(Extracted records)
__________
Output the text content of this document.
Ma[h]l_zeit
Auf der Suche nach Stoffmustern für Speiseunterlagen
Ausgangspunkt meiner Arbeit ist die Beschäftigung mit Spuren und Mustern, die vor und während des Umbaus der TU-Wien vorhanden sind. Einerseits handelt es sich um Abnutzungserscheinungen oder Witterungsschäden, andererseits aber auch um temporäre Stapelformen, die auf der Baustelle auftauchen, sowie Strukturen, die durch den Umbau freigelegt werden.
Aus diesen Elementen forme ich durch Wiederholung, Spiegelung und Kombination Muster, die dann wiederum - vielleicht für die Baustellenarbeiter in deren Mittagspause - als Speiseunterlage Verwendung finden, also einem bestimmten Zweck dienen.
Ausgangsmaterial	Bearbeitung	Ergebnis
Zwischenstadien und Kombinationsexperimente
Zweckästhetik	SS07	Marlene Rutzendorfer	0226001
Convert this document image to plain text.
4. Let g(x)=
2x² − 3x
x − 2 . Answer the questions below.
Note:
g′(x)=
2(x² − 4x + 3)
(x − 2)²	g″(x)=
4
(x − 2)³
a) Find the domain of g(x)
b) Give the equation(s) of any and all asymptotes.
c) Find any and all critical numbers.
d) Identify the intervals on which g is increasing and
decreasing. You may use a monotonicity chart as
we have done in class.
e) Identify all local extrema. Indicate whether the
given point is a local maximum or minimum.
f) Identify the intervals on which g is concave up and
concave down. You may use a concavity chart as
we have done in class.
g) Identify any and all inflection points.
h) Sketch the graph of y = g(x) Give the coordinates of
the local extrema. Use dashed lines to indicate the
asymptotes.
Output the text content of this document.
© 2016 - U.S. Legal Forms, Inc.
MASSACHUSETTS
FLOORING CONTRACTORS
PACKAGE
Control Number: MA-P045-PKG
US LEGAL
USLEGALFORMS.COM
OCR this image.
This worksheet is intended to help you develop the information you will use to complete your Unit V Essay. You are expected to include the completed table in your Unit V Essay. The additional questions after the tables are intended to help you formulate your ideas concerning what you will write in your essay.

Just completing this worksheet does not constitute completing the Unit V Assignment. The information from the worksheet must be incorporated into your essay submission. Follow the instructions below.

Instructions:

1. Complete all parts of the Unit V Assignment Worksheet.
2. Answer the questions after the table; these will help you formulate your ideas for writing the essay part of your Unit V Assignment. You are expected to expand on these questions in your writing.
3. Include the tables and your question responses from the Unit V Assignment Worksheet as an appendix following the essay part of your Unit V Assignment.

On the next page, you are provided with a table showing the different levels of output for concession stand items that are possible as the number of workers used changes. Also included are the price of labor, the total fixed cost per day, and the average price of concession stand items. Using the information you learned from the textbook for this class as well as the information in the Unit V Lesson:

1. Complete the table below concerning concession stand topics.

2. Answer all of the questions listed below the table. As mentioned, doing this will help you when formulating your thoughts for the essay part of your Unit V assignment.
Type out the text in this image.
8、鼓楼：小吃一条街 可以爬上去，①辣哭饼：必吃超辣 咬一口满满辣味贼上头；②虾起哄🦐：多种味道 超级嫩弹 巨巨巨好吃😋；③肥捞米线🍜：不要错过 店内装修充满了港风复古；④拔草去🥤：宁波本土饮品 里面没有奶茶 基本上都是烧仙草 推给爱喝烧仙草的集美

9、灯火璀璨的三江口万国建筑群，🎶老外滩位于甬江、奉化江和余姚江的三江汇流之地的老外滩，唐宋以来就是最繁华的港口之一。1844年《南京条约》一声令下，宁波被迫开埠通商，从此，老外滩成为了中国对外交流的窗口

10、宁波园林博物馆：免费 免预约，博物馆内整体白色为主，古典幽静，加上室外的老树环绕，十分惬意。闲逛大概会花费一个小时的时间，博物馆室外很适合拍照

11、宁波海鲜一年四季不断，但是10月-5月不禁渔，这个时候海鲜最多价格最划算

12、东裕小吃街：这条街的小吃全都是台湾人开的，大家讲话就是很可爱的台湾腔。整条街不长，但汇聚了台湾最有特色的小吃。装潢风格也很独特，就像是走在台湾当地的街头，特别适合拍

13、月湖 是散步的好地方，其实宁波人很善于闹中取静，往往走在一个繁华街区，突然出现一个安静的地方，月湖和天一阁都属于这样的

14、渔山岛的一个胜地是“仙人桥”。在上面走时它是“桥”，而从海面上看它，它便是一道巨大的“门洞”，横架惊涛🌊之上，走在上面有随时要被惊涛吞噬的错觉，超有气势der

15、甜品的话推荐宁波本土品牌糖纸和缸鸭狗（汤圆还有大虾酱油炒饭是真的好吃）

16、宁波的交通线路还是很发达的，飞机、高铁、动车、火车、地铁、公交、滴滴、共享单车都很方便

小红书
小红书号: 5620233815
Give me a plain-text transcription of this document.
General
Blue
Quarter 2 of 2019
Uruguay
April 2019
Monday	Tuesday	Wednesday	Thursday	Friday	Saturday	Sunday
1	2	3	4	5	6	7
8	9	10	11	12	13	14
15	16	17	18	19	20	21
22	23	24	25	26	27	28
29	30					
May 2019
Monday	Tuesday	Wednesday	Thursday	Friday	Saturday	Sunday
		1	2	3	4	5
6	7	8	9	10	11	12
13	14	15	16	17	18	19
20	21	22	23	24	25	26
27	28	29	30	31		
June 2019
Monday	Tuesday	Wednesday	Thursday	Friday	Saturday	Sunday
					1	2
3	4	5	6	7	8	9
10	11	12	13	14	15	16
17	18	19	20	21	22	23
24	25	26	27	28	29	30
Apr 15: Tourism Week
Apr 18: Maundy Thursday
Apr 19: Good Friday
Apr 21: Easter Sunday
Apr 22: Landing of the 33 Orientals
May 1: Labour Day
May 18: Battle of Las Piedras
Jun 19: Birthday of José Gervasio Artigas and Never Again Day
__________
▶ **WHAT THE TASK ASKS**: Would you copy out each line exactly as written?

▶ **ANSWER TO THE PROBLEM**:
Output the text content of this document.
Ma[h]l_zeit
Auf der Suche nach Stoffmustern für Speiseunterlagen
Ausgangspunkt meiner Arbeit ist die Beschäftigung mit Spuren und Mustern, die vor und während des Umbaus der TU-Wien vorhanden sind. Einerseits handelt es sich um Abnutzungserscheinungen oder Witterungsschäden, andererseits aber auch um temporäre Stapelformen, die auf der Baustelle auftauchen, sowie Strukturen, die durch den Umbau freigelegt werden.
Aus diesen Elementen forme ich durch Wiederholung, Spiegelung und Kombination Muster, die dann wiederum - vielleicht für die Baustellenarbeiter in deren Mittagspause - als Speiseunterlage Verwendung finden, also einem bestimmten Zweck dienen.
Ausgangsmaterial	Bearbeitung	Ergebnis
Zwischenstadien und Kombinationsexperimente
Zweckästhetik	SS07	Marlene Rutzendorfer	0226001
Convert this document image to plain text.
4. Let g(x)=
2x² − 3x
x − 2 . Answer the questions below.
Note:
g′(x)=
2(x² − 4x + 3)
(x − 2)²	g″(x)=
4
(x − 2)³
a) Find the domain of g(x)
b) Give the equation(s) of any and all asymptotes.
c) Find any and all critical numbers.
d) Identify the intervals on which g is increasing and
decreasing. You may use a monotonicity chart as
we have done in class.
e) Identify all local extrema. Indicate whether the
given point is a local maximum or minimum.
f) Identify the intervals on which g is concave up and
concave down. You may use a concavity chart as
we have done in class.
g) Identify any and all inflection points.
h) Sketch the graph of y = g(x) Give the coordinates of
the local extrema. Use dashed lines to indicate the
asymptotes.
Output the text content of this document.
© 2016 - U.S. Legal Forms, Inc.
MASSACHUSETTS
FLOORING CONTRACTORS
PACKAGE
Control Number: MA-P045-PKG
US LEGAL
USLEGALFORMS.COM
OCR this image.
This worksheet is intended to help you develop the information you will use to complete your Unit V Essay. You are expected to include the completed table in your Unit V Essay. The additional questions after the tables are intended to help you formulate your ideas concerning what you will write in your essay.

Just completing this worksheet does not constitute completing the Unit V Assignment. The information from the worksheet must be incorporated into your essay submission. Follow the instructions below.

Instructions:

1. Complete all parts of the Unit V Assignment Worksheet.
2. Answer the questions after the table; these will help you formulate your ideas for writing the essay part of your Unit V Assignment. You are expected to expand on these questions in your writing.
3. Include the tables and your question responses from the Unit V Assignment Worksheet as an appendix following the essay part of your Unit V Assignment.

On the next page, you are provided with a table showing the different levels of output for concession stand items that are possible as the number of workers used changes. Also included are the price of labor, the total fixed cost per day, and the average price of concession stand items. Using the information you learned from the textbook for this class as well as the information in the Unit V Lesson:

1. Complete the table below concerning concession stand topics.

2. Answer all of the questions listed below the table. As mentioned, doing this will help you when formulating your thoughts for the essay part of your Unit V assignment.
Type out the text in this image.
8、鼓楼：小吃一条街 可以爬上去，①辣哭饼：必吃超辣 咬一口满满辣味贼上头；②虾起哄🦐：多种味道 超级嫩弹 巨巨巨好吃😋；③肥捞米线🍜：不要错过 店内装修充满了港风复古；④拔草去🥤：宁波本土饮品 里面没有奶茶 基本上都是烧仙草 推给爱喝烧仙草的集美

9、灯火璀璨的三江口万国建筑群，🎶老外滩位于甬江、奉化江和余姚江的三江汇流之地的老外滩，唐宋以来就是最繁华的港口之一。1844年《南京条约》一声令下，宁波被迫开埠通商，从此，老外滩成为了中国对外交流的窗口

10、宁波园林博物馆：免费 免预约，博物馆内整体白色为主，古典幽静，加上室外的老树环绕，十分惬意。闲逛大概会花费一个小时的时间，博物馆室外很适合拍照

11、宁波海鲜一年四季不断，但是10月-5月不禁渔，这个时候海鲜最多价格最划算

12、东裕小吃街：这条街的小吃全都是台湾人开的，大家讲话就是很可爱的台湾腔。整条街不长，但汇聚了台湾最有特色的小吃。装潢风格也很独特，就像是走在台湾当地的街头，特别适合拍

13、月湖 是散步的好地方，其实宁波人很善于闹中取静，往往走在一个繁华街区，突然出现一个安静的地方，月湖和天一阁都属于这样的

14、渔山岛的一个胜地是“仙人桥”。在上面走时它是“桥”，而从海面上看它，它便是一道巨大的“门洞”，横架惊涛🌊之上，走在上面有随时要被惊涛吞噬的错觉，超有气势der

15、甜品的话推荐宁波本土品牌糖纸和缸鸭狗（汤圆还有大虾酱油炒饭是真的好吃）

16、宁波的交通线路还是很发达的，飞机、高铁、动车、火车、地铁、公交、滴滴、共享单车都很方便

小红书
小红书号: 5620233815
Give me a plain-text transcription of this document.
General
Blue
Quarter 2 of 2019
Uruguay
April 2019
Monday	Tuesday	Wednesday	Thursday	Friday	Saturday	Sunday
1	2	3	4	5	6	7
8	9	10	11	12	13	14
15	16	17	18	19	20	21
22	23	24	25	26	27	28
29	30					
May 2019
Monday	Tuesday	Wednesday	Thursday	Friday	Saturday	Sunday
		1	2	3	4	5
6	7	8	9	10	11	12
13	14	15	16	17	18	19
20	21	22	23	24	25	26
27	28	29	30	31		
June 2019
Monday	Tuesday	Wednesday	Thursday	Friday	Saturday	Sunday
					1	2
3	4	5	6	7	8	9
10	11	12	13	14	15	16
17	18	19	20	21	22	23
24	25	26	27	28	29	30
Apr 15: Tourism Week
Apr 18: Maundy Thursday
Apr 19: Good Friday
Apr 21: Easter Sunday
Apr 22: Landing of the 33 Orientals
May 1: Labour Day
May 18: Battle of Las Piedras
Jun 19: Birthday of José Gervasio Artigas and Never Again Day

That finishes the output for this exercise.